Data tied to figure images
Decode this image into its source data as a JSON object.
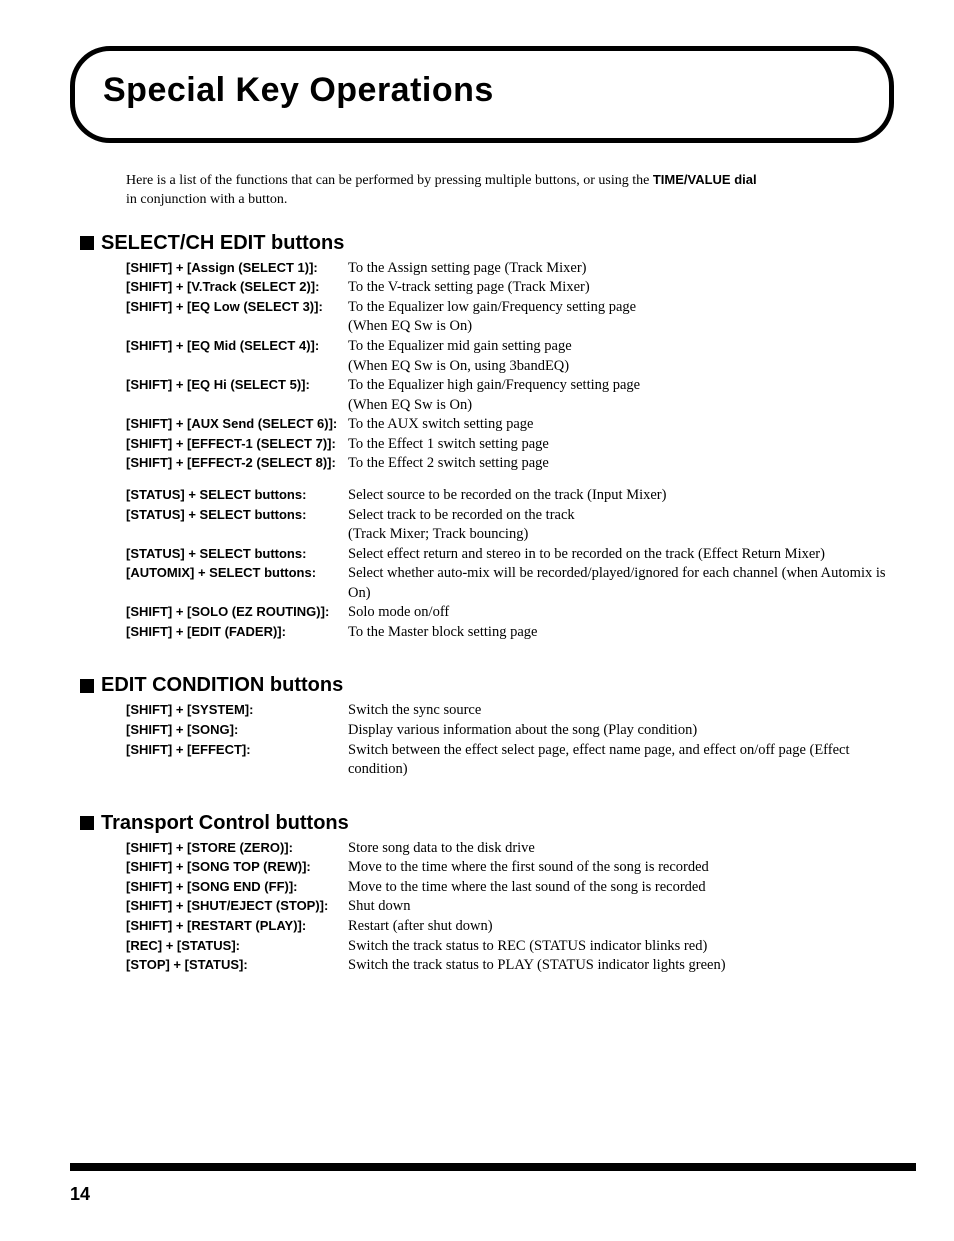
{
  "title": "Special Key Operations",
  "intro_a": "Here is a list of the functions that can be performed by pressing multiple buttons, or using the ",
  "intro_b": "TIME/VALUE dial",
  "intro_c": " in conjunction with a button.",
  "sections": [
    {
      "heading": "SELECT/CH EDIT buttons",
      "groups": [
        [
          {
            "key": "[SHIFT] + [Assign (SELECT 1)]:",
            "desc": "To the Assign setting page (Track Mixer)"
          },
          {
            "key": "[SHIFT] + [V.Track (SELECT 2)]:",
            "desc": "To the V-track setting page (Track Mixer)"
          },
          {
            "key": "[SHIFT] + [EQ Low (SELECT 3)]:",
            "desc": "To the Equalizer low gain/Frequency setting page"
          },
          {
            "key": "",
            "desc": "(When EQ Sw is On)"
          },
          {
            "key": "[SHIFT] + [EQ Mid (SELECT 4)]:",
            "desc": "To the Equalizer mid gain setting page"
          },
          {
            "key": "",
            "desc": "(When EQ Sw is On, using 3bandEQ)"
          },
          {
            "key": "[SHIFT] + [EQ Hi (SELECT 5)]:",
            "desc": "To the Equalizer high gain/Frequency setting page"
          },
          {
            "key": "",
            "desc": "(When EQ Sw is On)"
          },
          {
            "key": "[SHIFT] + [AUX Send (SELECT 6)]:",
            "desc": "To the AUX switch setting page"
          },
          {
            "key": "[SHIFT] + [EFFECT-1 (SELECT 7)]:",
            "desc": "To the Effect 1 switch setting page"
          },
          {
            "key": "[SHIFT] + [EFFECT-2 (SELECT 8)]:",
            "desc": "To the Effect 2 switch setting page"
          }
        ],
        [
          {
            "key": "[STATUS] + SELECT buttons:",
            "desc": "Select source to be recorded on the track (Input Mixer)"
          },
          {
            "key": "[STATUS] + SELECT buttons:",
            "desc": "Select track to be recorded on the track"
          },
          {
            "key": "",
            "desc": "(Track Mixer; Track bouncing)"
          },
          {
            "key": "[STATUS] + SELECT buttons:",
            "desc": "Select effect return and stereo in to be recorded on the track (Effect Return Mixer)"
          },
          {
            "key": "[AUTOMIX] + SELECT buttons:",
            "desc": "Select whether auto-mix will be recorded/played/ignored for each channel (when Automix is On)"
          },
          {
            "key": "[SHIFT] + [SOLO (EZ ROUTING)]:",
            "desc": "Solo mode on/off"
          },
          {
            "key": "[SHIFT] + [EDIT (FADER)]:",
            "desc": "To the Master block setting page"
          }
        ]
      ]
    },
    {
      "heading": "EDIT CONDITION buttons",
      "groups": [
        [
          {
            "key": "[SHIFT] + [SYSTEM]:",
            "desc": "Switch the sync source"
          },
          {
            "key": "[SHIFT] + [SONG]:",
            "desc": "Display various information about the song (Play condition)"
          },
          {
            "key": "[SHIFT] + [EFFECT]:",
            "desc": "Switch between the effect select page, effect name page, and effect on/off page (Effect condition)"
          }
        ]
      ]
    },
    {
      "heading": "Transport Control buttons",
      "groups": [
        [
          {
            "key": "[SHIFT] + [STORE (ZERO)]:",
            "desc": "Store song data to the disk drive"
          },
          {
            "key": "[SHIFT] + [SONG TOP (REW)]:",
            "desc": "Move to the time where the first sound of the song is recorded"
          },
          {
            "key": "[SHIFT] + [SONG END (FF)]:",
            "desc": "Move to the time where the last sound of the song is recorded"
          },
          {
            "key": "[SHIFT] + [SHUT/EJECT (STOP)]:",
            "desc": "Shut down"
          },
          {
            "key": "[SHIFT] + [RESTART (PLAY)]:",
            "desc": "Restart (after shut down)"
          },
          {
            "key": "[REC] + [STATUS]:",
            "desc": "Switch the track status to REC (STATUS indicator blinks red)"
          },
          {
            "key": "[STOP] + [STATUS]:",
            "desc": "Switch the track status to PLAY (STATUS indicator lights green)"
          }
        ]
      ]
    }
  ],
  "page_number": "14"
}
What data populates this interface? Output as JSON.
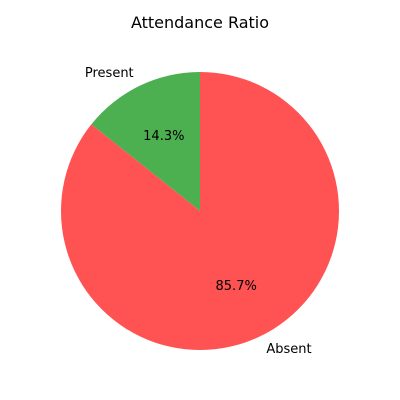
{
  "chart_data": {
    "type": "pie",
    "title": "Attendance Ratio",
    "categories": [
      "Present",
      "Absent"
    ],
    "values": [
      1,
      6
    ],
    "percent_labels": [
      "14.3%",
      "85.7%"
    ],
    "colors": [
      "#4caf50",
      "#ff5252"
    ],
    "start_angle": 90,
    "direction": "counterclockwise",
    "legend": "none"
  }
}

# SHORT EXERCISE
Copy all of the entries verbatim, leaving out any pictures they contain.

# REPLY
Decode this image into its source data as a JSON object.
{
  "title": "Special Key Operations",
  "intro_a": "Here is a list of the functions that can be performed by pressing multiple buttons, or using the ",
  "intro_b": "TIME/VALUE dial",
  "intro_c": " in conjunction with a button.",
  "sections": [
    {
      "heading": "SELECT/CH EDIT buttons",
      "groups": [
        [
          {
            "key": "[SHIFT] + [Assign (SELECT 1)]:",
            "desc": "To the Assign setting page (Track Mixer)"
          },
          {
            "key": "[SHIFT] + [V.Track (SELECT 2)]:",
            "desc": "To the V-track setting page (Track Mixer)"
          },
          {
            "key": "[SHIFT] + [EQ Low (SELECT 3)]:",
            "desc": "To the Equalizer low gain/Frequency setting page"
          },
          {
            "key": "",
            "desc": "(When EQ Sw is On)"
          },
          {
            "key": "[SHIFT] + [EQ Mid (SELECT 4)]:",
            "desc": "To the Equalizer mid gain setting page"
          },
          {
            "key": "",
            "desc": "(When EQ Sw is On, using 3bandEQ)"
          },
          {
            "key": "[SHIFT] + [EQ Hi (SELECT 5)]:",
            "desc": "To the Equalizer high gain/Frequency setting page"
          },
          {
            "key": "",
            "desc": "(When EQ Sw is On)"
          },
          {
            "key": "[SHIFT] + [AUX Send (SELECT 6)]:",
            "desc": "To the AUX switch setting page"
          },
          {
            "key": "[SHIFT] + [EFFECT-1 (SELECT 7)]:",
            "desc": "To the Effect 1 switch setting page"
          },
          {
            "key": "[SHIFT] + [EFFECT-2 (SELECT 8)]:",
            "desc": "To the Effect 2 switch setting page"
          }
        ],
        [
          {
            "key": "[STATUS] + SELECT buttons:",
            "desc": "Select source to be recorded on the track (Input Mixer)"
          },
          {
            "key": "[STATUS] + SELECT buttons:",
            "desc": "Select track to be recorded on the track"
          },
          {
            "key": "",
            "desc": "(Track Mixer; Track bouncing)"
          },
          {
            "key": "[STATUS] + SELECT buttons:",
            "desc": "Select effect return and stereo in to be recorded on the track (Effect Return Mixer)"
          },
          {
            "key": "[AUTOMIX] + SELECT buttons:",
            "desc": "Select whether auto-mix will be recorded/played/ignored for each channel (when Automix is On)"
          },
          {
            "key": "[SHIFT] + [SOLO (EZ ROUTING)]:",
            "desc": "Solo mode on/off"
          },
          {
            "key": "[SHIFT] + [EDIT (FADER)]:",
            "desc": "To the Master block setting page"
          }
        ]
      ]
    },
    {
      "heading": "EDIT CONDITION buttons",
      "groups": [
        [
          {
            "key": "[SHIFT] + [SYSTEM]:",
            "desc": "Switch the sync source"
          },
          {
            "key": "[SHIFT] + [SONG]:",
            "desc": "Display various information about the song (Play condition)"
          },
          {
            "key": "[SHIFT] + [EFFECT]:",
            "desc": "Switch between the effect select page, effect name page, and effect on/off page (Effect condition)"
          }
        ]
      ]
    },
    {
      "heading": "Transport Control buttons",
      "groups": [
        [
          {
            "key": "[SHIFT] + [STORE (ZERO)]:",
            "desc": "Store song data to the disk drive"
          },
          {
            "key": "[SHIFT] + [SONG TOP (REW)]:",
            "desc": "Move to the time where the first sound of the song is recorded"
          },
          {
            "key": "[SHIFT] + [SONG END (FF)]:",
            "desc": "Move to the time where the last sound of the song is recorded"
          },
          {
            "key": "[SHIFT] + [SHUT/EJECT (STOP)]:",
            "desc": "Shut down"
          },
          {
            "key": "[SHIFT] + [RESTART (PLAY)]:",
            "desc": "Restart (after shut down)"
          },
          {
            "key": "[REC] + [STATUS]:",
            "desc": "Switch the track status to REC (STATUS indicator blinks red)"
          },
          {
            "key": "[STOP] + [STATUS]:",
            "desc": "Switch the track status to PLAY (STATUS indicator lights green)"
          }
        ]
      ]
    }
  ],
  "page_number": "14"
}
What data populates this interface? Output as JSON.
{
  "chart_data": {
    "type": "pie",
    "title": "Attendance Ratio",
    "categories": [
      "Present",
      "Absent"
    ],
    "values": [
      1,
      6
    ],
    "percent_labels": [
      "14.3%",
      "85.7%"
    ],
    "colors": [
      "#4caf50",
      "#ff5252"
    ],
    "start_angle": 90,
    "direction": "counterclockwise",
    "legend": "none"
  }
}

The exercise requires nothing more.